• CHALLENGE: List, from the lines below, each one with "peut" in it.

:::::

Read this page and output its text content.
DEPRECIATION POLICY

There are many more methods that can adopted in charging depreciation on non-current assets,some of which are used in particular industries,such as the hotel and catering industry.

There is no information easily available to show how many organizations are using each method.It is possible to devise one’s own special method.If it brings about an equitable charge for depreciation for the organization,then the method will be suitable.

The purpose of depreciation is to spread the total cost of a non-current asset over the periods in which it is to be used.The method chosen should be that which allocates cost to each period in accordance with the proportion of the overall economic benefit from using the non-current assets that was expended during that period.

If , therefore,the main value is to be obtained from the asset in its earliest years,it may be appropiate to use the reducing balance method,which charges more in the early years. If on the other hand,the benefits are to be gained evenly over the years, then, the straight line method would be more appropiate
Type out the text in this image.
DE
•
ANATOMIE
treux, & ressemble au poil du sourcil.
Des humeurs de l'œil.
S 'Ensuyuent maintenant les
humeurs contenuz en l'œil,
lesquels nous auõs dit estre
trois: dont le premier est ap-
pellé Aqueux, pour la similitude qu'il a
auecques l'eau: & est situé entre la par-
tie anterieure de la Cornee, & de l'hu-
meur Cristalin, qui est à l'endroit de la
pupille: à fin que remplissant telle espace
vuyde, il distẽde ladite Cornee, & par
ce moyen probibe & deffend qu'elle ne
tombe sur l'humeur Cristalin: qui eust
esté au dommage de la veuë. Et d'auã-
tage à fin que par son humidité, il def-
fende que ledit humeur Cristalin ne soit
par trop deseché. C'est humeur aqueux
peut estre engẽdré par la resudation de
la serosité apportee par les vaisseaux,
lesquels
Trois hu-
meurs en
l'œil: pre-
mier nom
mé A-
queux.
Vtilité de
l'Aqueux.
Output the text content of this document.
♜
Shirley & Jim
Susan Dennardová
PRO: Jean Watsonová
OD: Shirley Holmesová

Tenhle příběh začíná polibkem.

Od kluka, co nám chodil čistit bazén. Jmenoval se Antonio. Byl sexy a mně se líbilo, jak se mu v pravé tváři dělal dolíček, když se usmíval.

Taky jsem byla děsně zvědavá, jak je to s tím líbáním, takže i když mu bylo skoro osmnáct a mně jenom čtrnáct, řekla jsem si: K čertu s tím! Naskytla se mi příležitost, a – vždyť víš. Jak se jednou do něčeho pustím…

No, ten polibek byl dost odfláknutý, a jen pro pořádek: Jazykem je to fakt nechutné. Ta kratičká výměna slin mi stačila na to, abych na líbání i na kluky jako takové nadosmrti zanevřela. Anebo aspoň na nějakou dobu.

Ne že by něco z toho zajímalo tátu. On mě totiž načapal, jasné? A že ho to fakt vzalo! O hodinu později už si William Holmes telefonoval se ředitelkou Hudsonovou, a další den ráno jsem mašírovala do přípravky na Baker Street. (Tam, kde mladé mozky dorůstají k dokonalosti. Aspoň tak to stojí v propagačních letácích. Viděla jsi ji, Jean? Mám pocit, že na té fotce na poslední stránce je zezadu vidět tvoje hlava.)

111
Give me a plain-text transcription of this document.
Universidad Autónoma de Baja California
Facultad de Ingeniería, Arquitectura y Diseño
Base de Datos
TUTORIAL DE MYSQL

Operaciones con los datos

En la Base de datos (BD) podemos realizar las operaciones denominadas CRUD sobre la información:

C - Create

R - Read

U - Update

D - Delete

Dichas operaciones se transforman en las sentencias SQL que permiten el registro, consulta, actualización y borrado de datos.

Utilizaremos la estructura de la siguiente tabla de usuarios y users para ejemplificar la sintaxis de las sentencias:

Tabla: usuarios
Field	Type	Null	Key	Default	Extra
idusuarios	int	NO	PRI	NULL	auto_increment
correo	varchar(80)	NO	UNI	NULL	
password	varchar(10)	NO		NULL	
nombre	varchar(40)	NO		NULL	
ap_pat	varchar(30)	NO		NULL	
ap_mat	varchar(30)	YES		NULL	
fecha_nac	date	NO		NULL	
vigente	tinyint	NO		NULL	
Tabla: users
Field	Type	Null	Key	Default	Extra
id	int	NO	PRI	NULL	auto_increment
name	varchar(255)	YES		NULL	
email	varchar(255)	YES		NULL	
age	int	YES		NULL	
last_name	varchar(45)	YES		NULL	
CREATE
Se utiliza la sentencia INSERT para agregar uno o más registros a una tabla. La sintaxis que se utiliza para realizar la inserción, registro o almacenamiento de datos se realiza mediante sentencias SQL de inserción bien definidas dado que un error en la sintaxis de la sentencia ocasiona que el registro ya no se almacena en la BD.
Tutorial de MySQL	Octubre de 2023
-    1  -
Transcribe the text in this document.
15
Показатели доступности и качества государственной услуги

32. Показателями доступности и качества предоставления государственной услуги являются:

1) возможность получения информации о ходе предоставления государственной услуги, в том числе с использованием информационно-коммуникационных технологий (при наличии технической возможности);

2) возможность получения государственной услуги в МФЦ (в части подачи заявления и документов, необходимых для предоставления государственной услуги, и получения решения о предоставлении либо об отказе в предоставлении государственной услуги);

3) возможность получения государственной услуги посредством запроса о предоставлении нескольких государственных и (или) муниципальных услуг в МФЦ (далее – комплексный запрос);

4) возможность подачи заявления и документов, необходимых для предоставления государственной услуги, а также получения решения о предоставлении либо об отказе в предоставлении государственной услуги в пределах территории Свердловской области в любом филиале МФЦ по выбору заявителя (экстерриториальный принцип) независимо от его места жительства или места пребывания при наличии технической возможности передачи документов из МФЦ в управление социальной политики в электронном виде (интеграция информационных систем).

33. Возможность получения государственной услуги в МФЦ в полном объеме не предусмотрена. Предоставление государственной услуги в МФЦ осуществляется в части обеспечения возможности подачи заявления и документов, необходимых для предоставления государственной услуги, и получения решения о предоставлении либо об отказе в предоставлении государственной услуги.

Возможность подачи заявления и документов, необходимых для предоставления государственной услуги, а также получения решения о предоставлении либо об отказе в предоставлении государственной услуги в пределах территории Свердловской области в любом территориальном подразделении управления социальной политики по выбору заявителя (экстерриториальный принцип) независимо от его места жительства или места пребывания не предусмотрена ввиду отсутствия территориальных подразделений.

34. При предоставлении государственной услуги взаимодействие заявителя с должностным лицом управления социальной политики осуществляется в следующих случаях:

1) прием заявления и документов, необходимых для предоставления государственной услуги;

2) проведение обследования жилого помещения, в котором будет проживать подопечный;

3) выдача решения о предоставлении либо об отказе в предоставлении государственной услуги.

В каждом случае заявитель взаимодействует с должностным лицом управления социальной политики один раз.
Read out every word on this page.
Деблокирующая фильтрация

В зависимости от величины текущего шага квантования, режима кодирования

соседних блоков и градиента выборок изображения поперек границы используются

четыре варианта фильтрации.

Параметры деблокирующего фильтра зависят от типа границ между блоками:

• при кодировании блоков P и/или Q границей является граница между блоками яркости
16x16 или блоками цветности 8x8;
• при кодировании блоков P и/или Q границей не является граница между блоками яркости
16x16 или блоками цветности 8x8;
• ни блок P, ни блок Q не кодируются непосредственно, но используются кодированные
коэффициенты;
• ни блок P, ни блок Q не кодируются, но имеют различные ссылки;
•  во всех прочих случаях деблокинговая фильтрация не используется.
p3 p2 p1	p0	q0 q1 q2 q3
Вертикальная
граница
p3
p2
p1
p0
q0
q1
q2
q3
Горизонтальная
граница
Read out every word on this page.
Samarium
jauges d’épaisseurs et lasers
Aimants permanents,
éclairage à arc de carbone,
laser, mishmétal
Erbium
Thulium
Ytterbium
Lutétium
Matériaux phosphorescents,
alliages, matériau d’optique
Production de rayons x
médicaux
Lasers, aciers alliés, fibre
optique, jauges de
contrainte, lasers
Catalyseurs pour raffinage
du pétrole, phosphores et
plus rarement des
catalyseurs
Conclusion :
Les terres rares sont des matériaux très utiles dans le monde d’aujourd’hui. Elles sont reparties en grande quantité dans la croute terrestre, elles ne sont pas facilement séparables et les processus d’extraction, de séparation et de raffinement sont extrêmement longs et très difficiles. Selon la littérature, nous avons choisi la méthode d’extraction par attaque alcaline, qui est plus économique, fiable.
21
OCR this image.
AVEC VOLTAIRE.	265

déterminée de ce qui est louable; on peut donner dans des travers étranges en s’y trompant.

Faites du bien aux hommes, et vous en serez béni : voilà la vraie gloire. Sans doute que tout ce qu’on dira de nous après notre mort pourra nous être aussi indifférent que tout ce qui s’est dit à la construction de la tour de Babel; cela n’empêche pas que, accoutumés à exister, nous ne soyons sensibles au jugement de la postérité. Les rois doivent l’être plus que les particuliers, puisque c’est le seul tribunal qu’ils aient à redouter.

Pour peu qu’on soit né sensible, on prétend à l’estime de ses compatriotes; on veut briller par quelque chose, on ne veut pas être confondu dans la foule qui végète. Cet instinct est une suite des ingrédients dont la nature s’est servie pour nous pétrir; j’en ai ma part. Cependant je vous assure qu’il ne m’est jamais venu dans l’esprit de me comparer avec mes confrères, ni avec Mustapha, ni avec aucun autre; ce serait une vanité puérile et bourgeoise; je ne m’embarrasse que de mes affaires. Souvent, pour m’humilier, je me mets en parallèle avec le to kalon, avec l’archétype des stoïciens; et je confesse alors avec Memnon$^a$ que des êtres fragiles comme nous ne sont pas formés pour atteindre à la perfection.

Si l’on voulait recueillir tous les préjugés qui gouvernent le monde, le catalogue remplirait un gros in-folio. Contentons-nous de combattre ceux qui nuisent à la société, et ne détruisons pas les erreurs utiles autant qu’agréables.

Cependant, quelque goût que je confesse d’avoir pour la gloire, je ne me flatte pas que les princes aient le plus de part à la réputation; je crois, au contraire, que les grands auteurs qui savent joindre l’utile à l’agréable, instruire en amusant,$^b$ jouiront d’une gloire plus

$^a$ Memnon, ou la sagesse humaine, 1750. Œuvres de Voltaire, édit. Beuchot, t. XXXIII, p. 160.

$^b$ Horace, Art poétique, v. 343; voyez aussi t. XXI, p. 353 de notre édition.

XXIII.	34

:::::

• REPLY TO THE EXERCISE:
peut estre engẽdré par la resudation de
déterminée de ce qui est louable; on peut donner dans des travers étranges en s’y trompant.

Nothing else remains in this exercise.